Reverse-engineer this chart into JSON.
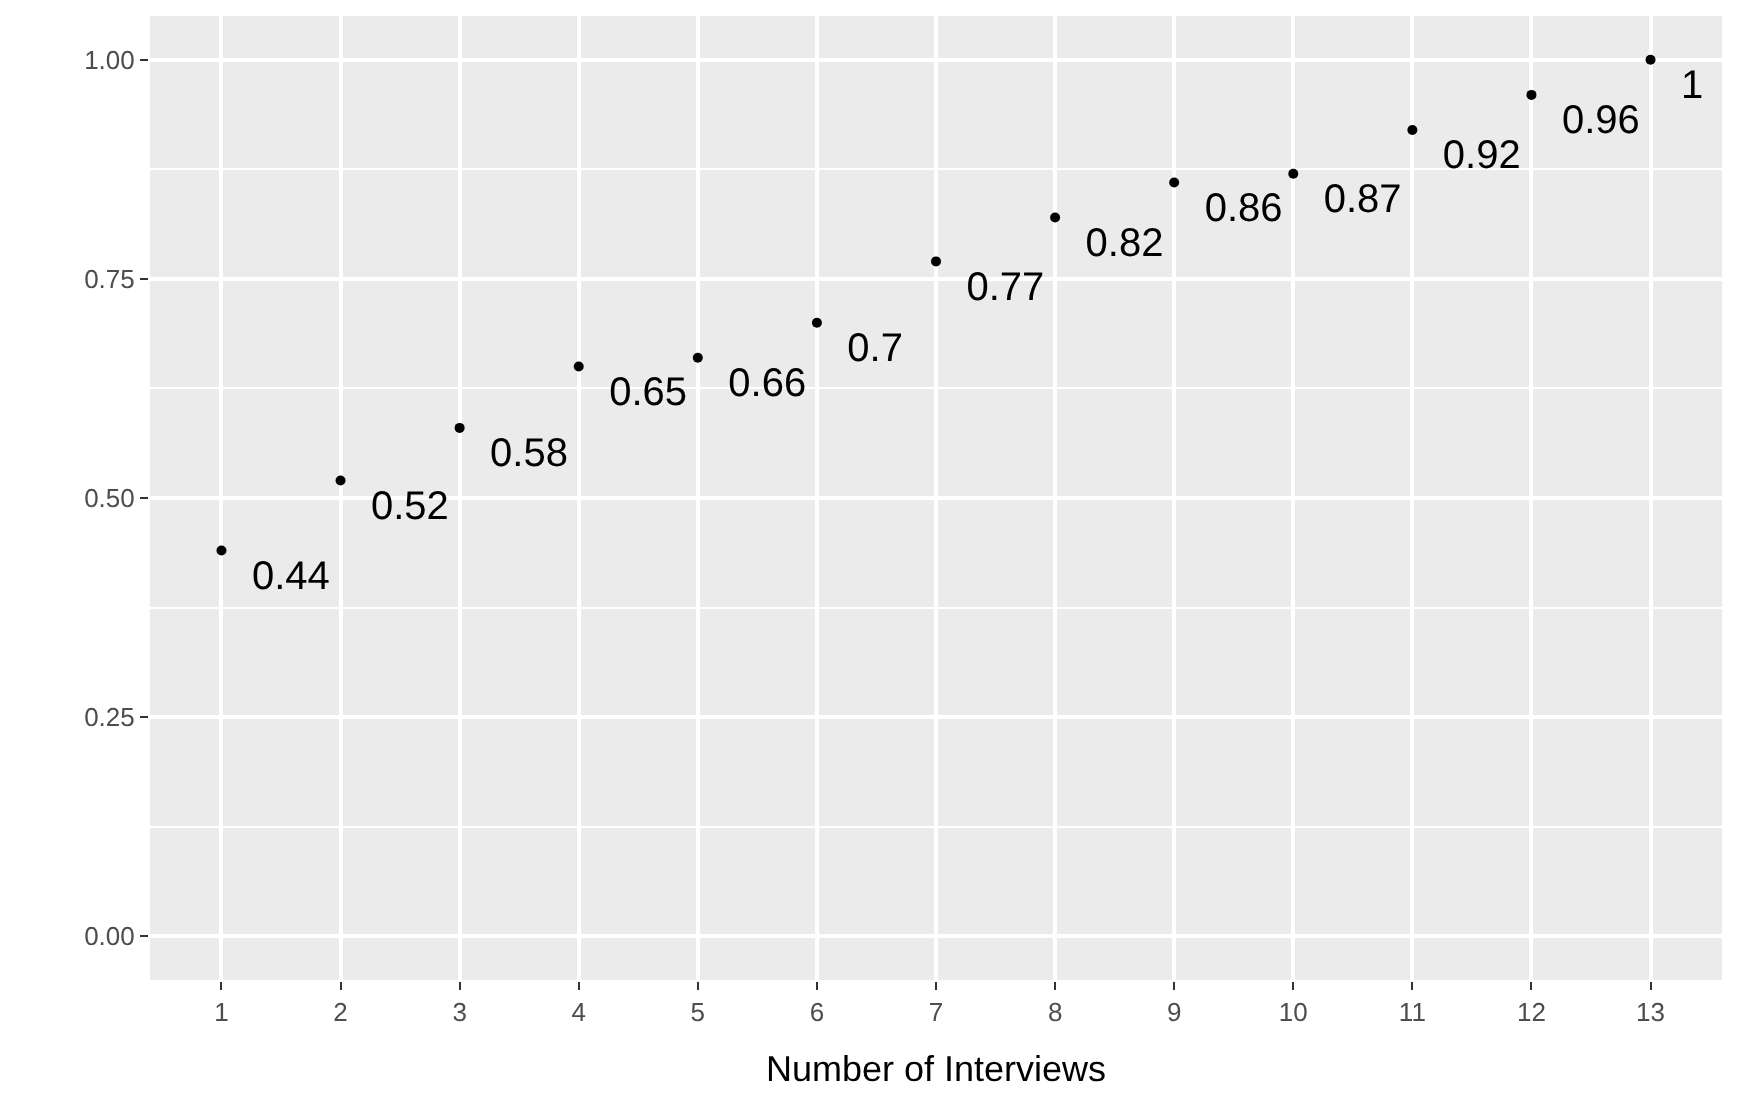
{
  "chart_data": {
    "type": "scatter",
    "xlabel": "Number of Interviews",
    "x": [
      1,
      2,
      3,
      4,
      5,
      6,
      7,
      8,
      9,
      10,
      11,
      12,
      13
    ],
    "values": [
      0.44,
      0.52,
      0.58,
      0.65,
      0.66,
      0.7,
      0.77,
      0.82,
      0.86,
      0.87,
      0.92,
      0.96,
      1
    ],
    "color": "#000000",
    "marker": "circle",
    "data_labels": true,
    "grid": true,
    "legend": false,
    "xlim": [
      0.4,
      13.6
    ],
    "xticks": [
      1,
      2,
      3,
      4,
      5,
      6,
      7,
      8,
      9,
      10,
      11,
      12,
      13
    ],
    "ylim": [
      -0.05,
      1.05
    ],
    "yticks": [
      {
        "value": 0,
        "label": "0.00"
      },
      {
        "value": 0.25,
        "label": "0.25"
      },
      {
        "value": 0.5,
        "label": "0.50"
      },
      {
        "value": 0.75,
        "label": "0.75"
      },
      {
        "value": 1,
        "label": "1.00"
      }
    ]
  }
}
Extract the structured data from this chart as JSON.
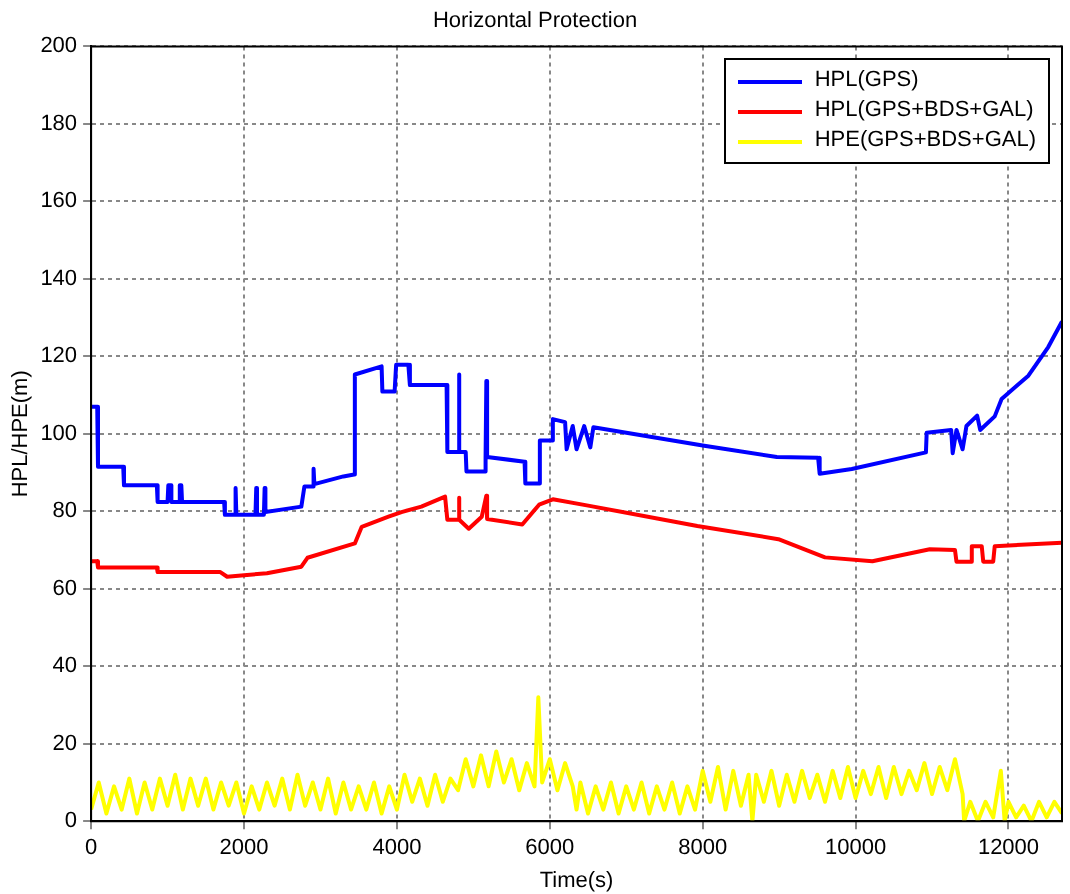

GIVEN TASK
The entries above are to be returned exactly, without their pictures.

CORRECT RESULT
Reverse-engineer this chart into JSON.
{
  "chart_data": {
    "type": "scatter",
    "xlabel": "Number of Interviews",
    "x": [
      1,
      2,
      3,
      4,
      5,
      6,
      7,
      8,
      9,
      10,
      11,
      12,
      13
    ],
    "values": [
      0.44,
      0.52,
      0.58,
      0.65,
      0.66,
      0.7,
      0.77,
      0.82,
      0.86,
      0.87,
      0.92,
      0.96,
      1
    ],
    "color": "#000000",
    "marker": "circle",
    "data_labels": true,
    "grid": true,
    "legend": false,
    "xlim": [
      0.4,
      13.6
    ],
    "xticks": [
      1,
      2,
      3,
      4,
      5,
      6,
      7,
      8,
      9,
      10,
      11,
      12,
      13
    ],
    "ylim": [
      -0.05,
      1.05
    ],
    "yticks": [
      {
        "value": 0,
        "label": "0.00"
      },
      {
        "value": 0.25,
        "label": "0.25"
      },
      {
        "value": 0.5,
        "label": "0.50"
      },
      {
        "value": 0.75,
        "label": "0.75"
      },
      {
        "value": 1,
        "label": "1.00"
      }
    ]
  }
}
Extract the structured data from this chart as JSON.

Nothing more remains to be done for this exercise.